§ **Task requirements**: When you print the records, keep every line identical to the original.

___ Material for this task

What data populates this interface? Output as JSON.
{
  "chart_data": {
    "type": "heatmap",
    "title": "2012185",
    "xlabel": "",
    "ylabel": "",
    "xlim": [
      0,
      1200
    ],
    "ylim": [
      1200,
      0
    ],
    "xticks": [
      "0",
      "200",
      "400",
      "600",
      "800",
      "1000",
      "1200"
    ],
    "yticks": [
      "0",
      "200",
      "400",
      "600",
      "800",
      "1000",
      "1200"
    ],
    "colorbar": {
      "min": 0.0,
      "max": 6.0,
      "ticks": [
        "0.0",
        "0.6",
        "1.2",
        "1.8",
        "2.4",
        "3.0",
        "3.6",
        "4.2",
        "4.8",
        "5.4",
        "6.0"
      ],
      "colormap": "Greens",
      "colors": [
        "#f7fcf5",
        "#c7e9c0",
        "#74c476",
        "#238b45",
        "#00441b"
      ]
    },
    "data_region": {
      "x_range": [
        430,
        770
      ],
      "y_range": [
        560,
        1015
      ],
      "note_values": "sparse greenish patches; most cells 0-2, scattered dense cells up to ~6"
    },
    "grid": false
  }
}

______

§ **Solution**:
What data populates this interface? Output as JSON.
{
  "chart_data": {
    "type": "heatmap",
    "title": "2012185",
    "xlabel": "",
    "ylabel": "",
    "xlim": [
      0,
      1200
    ],
    "ylim": [
      1200,
      0
    ],
    "xticks": [
      "0",
      "200",
      "400",
      "600",
      "800",
      "1000",
      "1200"
    ],
    "yticks": [
      "0",
      "200",
      "400",
      "600",
      "800",
      "1000",
      "1200"
    ],
    "colorbar": {
      "min": 0.0,
      "max": 6.0,
      "ticks": [
        "0.0",
        "0.6",
        "1.2",
        "1.8",
        "2.4",
        "3.0",
        "3.6",
        "4.2",
        "4.8",
        "5.4",
        "6.0"
      ],
      "colormap": "Greens",
      "colors": [
        "#f7fcf5",
        "#c7e9c0",
        "#74c476",
        "#238b45",
        "#00441b"
      ]
    },
    "data_region": {
      "x_range": [
        430,
        770
      ],
      "y_range": [
        560,
        1015
      ],
      "note_values": "sparse greenish patches; most cells 0-2, scattered dense cells up to ~6"
    },
    "grid": false
  }
}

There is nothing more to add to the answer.